# Instructions for the task
Set all the material down again unchanged, without the pictures.

# Dataset
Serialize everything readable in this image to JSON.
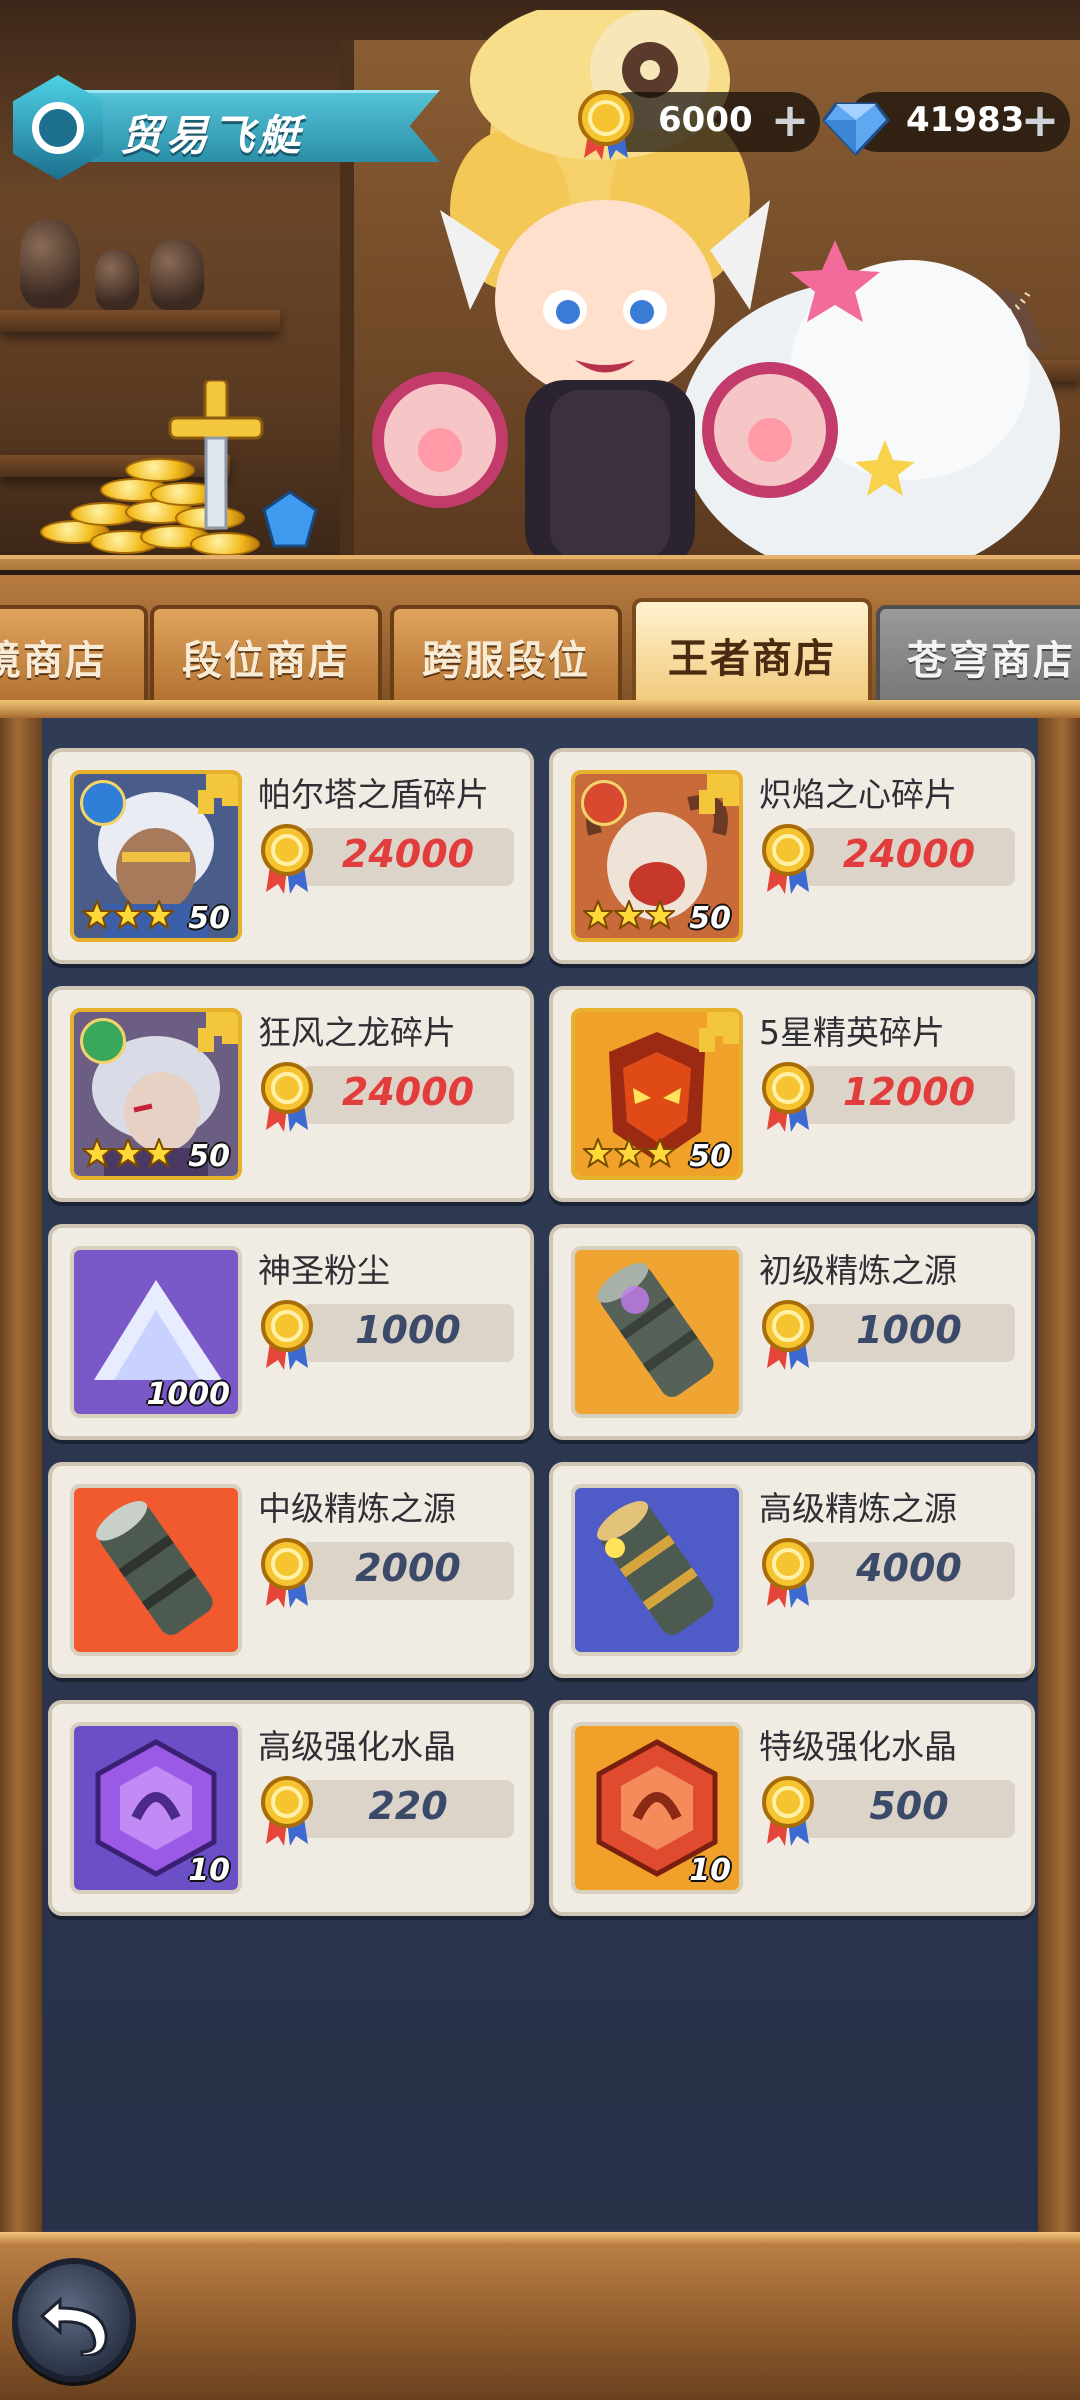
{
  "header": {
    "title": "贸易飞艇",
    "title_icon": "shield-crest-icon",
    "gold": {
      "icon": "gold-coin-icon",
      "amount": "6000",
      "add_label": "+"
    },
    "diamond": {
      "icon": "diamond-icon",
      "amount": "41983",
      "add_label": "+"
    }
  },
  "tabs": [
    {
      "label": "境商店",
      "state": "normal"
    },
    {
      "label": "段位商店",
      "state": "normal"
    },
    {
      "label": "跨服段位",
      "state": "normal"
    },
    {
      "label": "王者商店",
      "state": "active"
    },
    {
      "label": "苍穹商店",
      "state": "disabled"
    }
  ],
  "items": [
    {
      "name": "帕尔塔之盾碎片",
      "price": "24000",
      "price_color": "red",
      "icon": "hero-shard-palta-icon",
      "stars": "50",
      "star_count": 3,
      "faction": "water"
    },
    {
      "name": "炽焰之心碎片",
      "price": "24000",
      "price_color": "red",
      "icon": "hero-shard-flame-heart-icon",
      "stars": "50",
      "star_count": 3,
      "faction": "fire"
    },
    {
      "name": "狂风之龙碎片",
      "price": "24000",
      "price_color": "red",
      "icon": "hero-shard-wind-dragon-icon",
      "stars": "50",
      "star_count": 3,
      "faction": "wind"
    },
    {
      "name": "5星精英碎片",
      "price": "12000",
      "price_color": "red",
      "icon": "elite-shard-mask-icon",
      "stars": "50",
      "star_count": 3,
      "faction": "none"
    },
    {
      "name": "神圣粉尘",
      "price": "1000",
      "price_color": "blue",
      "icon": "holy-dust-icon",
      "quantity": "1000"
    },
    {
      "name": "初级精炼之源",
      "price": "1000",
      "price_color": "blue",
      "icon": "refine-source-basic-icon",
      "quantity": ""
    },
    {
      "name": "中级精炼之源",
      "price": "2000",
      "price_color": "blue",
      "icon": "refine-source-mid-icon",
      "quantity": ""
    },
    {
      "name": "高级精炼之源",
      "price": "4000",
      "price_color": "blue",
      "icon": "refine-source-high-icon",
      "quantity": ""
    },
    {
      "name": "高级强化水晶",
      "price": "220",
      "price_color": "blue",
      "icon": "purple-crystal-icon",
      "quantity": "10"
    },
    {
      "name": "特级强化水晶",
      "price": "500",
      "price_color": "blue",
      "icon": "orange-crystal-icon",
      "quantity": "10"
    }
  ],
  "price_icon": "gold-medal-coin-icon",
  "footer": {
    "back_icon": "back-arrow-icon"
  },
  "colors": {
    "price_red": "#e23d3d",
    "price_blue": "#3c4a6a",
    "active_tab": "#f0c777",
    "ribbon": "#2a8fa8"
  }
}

# Response to this task
Serialize everything readable in this image to JSON.
{
  "header": {
    "title": "贸易飞艇",
    "title_icon": "shield-crest-icon",
    "gold": {
      "icon": "gold-coin-icon",
      "amount": "6000",
      "add_label": "+"
    },
    "diamond": {
      "icon": "diamond-icon",
      "amount": "41983",
      "add_label": "+"
    }
  },
  "tabs": [
    {
      "label": "境商店",
      "state": "normal"
    },
    {
      "label": "段位商店",
      "state": "normal"
    },
    {
      "label": "跨服段位",
      "state": "normal"
    },
    {
      "label": "王者商店",
      "state": "active"
    },
    {
      "label": "苍穹商店",
      "state": "disabled"
    }
  ],
  "items": [
    {
      "name": "帕尔塔之盾碎片",
      "price": "24000",
      "price_color": "red",
      "icon": "hero-shard-palta-icon",
      "stars": "50",
      "star_count": 3,
      "faction": "water"
    },
    {
      "name": "炽焰之心碎片",
      "price": "24000",
      "price_color": "red",
      "icon": "hero-shard-flame-heart-icon",
      "stars": "50",
      "star_count": 3,
      "faction": "fire"
    },
    {
      "name": "狂风之龙碎片",
      "price": "24000",
      "price_color": "red",
      "icon": "hero-shard-wind-dragon-icon",
      "stars": "50",
      "star_count": 3,
      "faction": "wind"
    },
    {
      "name": "5星精英碎片",
      "price": "12000",
      "price_color": "red",
      "icon": "elite-shard-mask-icon",
      "stars": "50",
      "star_count": 3,
      "faction": "none"
    },
    {
      "name": "神圣粉尘",
      "price": "1000",
      "price_color": "blue",
      "icon": "holy-dust-icon",
      "quantity": "1000"
    },
    {
      "name": "初级精炼之源",
      "price": "1000",
      "price_color": "blue",
      "icon": "refine-source-basic-icon",
      "quantity": ""
    },
    {
      "name": "中级精炼之源",
      "price": "2000",
      "price_color": "blue",
      "icon": "refine-source-mid-icon",
      "quantity": ""
    },
    {
      "name": "高级精炼之源",
      "price": "4000",
      "price_color": "blue",
      "icon": "refine-source-high-icon",
      "quantity": ""
    },
    {
      "name": "高级强化水晶",
      "price": "220",
      "price_color": "blue",
      "icon": "purple-crystal-icon",
      "quantity": "10"
    },
    {
      "name": "特级强化水晶",
      "price": "500",
      "price_color": "blue",
      "icon": "orange-crystal-icon",
      "quantity": "10"
    }
  ],
  "price_icon": "gold-medal-coin-icon",
  "footer": {
    "back_icon": "back-arrow-icon"
  },
  "colors": {
    "price_red": "#e23d3d",
    "price_blue": "#3c4a6a",
    "active_tab": "#f0c777",
    "ribbon": "#2a8fa8"
  }
}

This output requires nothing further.